_Data listing:_

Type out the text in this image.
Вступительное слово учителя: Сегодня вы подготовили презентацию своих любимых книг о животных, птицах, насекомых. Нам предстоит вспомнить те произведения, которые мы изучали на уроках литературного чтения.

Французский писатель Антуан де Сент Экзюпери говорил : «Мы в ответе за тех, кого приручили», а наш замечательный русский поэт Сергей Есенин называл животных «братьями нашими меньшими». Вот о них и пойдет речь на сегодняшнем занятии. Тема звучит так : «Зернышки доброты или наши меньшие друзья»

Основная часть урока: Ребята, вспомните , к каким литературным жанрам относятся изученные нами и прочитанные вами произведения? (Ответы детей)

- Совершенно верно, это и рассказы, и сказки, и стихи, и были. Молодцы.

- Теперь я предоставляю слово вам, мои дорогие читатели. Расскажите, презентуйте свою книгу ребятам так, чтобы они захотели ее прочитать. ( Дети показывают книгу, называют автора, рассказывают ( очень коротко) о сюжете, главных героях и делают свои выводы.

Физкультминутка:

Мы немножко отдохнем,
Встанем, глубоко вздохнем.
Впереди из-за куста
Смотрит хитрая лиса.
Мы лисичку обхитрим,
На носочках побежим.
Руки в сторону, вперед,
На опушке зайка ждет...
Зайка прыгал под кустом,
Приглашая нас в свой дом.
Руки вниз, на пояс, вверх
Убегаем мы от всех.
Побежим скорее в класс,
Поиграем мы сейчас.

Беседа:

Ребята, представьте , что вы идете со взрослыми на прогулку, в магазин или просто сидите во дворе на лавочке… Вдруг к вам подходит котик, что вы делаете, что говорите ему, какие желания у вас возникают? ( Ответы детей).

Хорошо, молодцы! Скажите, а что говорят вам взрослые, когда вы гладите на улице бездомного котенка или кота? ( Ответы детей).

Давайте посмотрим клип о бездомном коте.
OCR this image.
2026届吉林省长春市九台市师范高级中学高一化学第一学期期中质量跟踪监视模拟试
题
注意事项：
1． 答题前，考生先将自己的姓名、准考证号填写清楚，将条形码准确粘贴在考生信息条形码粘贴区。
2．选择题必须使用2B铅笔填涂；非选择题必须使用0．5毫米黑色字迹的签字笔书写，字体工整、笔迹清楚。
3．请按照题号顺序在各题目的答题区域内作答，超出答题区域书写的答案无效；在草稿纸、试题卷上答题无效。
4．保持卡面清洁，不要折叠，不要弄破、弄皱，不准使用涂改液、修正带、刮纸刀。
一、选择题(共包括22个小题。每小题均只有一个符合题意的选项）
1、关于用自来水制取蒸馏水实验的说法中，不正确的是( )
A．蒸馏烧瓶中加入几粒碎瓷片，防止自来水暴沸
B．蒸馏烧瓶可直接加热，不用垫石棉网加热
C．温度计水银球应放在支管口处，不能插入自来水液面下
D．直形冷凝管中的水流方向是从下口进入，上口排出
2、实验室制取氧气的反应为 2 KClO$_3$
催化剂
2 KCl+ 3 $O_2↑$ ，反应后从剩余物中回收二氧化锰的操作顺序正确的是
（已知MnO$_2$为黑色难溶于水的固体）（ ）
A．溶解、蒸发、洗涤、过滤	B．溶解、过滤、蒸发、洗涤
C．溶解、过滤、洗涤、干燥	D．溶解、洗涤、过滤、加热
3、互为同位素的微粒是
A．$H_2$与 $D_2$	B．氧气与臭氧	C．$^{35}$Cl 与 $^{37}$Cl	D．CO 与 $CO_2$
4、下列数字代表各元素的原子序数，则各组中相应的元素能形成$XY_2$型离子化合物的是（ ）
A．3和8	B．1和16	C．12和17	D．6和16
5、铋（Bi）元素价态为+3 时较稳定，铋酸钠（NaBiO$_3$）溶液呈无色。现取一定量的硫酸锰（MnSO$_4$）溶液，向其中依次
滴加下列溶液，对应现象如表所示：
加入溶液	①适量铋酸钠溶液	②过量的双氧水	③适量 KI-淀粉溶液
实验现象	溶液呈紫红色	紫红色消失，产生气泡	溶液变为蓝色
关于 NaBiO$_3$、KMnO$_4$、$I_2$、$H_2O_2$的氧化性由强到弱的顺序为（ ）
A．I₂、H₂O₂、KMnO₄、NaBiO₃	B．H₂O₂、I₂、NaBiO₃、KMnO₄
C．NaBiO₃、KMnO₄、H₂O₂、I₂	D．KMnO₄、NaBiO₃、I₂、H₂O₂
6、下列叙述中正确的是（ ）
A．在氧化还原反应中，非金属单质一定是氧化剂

==

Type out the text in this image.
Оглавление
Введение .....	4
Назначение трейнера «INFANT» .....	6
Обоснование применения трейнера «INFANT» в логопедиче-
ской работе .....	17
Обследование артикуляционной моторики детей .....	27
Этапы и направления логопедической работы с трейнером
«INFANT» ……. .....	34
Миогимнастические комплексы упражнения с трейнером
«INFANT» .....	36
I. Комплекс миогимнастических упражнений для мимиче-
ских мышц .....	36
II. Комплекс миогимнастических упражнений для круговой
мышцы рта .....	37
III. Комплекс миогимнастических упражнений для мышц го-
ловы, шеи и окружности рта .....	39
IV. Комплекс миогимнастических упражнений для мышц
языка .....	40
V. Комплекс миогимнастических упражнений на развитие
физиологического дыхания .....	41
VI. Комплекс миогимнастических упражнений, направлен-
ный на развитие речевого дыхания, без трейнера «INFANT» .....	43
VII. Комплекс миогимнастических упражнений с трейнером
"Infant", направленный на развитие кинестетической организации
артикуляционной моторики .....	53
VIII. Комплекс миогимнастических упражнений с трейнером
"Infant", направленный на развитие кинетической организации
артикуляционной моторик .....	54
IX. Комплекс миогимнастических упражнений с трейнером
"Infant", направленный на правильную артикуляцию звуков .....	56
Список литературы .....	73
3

==

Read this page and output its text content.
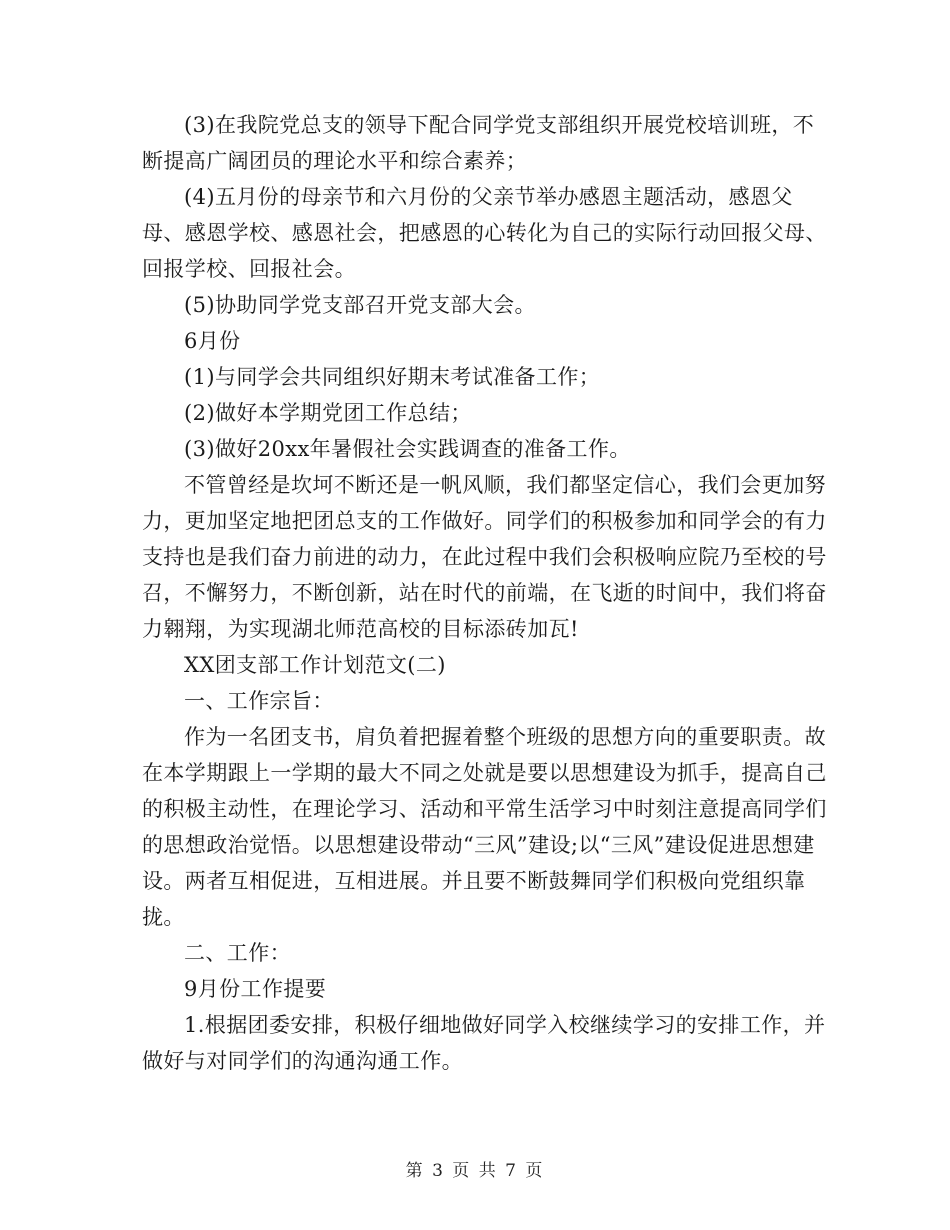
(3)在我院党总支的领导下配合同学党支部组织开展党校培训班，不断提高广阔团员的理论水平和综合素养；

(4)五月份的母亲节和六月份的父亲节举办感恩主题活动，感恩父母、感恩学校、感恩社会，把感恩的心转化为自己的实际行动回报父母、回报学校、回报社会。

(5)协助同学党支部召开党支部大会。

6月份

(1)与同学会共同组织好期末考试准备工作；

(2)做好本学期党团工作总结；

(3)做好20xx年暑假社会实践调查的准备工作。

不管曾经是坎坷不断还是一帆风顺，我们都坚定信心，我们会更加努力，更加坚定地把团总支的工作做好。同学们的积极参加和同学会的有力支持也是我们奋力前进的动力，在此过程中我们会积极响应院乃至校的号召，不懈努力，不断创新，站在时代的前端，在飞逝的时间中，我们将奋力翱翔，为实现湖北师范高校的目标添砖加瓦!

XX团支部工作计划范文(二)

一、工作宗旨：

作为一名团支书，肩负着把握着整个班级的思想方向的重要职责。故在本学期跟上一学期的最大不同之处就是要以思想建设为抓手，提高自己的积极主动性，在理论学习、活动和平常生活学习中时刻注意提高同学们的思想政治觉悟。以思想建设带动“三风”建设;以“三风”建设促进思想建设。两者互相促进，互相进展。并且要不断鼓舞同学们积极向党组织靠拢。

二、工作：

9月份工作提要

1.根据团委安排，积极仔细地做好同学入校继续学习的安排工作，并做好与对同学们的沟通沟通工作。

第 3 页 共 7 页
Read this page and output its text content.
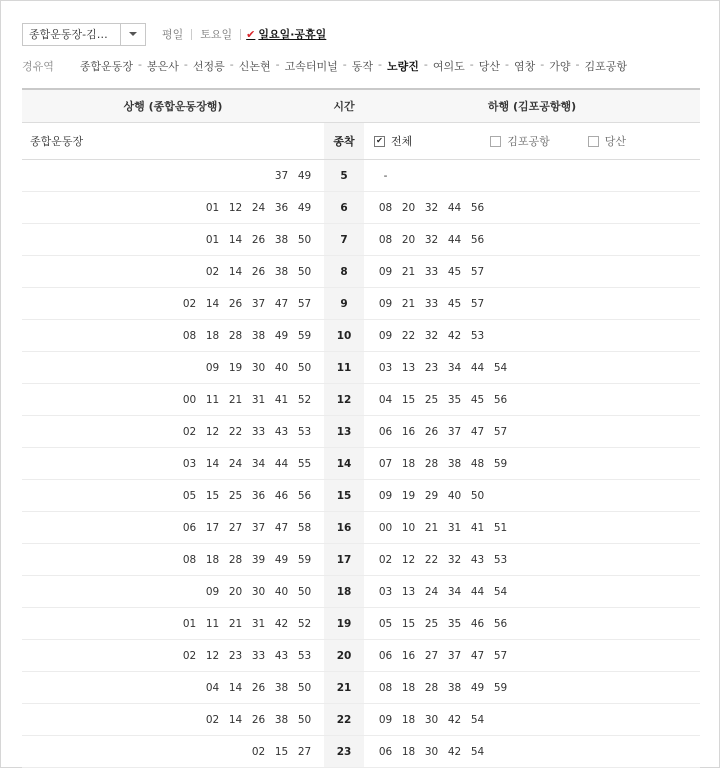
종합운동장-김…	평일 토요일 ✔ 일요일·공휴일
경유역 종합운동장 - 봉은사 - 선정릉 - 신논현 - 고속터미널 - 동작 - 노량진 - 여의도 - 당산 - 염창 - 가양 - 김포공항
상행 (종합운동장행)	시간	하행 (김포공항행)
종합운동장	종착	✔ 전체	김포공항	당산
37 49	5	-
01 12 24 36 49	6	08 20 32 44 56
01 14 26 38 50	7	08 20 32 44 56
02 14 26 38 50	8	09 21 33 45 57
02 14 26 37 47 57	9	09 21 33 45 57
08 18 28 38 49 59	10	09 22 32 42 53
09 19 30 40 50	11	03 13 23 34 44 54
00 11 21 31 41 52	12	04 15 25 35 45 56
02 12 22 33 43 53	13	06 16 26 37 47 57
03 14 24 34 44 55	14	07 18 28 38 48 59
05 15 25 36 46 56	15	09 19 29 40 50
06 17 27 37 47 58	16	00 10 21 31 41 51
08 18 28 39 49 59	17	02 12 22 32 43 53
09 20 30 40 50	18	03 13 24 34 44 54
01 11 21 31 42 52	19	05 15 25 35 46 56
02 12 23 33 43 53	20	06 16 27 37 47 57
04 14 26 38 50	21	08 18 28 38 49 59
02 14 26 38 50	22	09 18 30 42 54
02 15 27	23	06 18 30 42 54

_EXERCISE BRIEF:_
State how many lines in the records above contain the word "Ответы", and give only that number.

_COMPLETE OUTPUT:_
3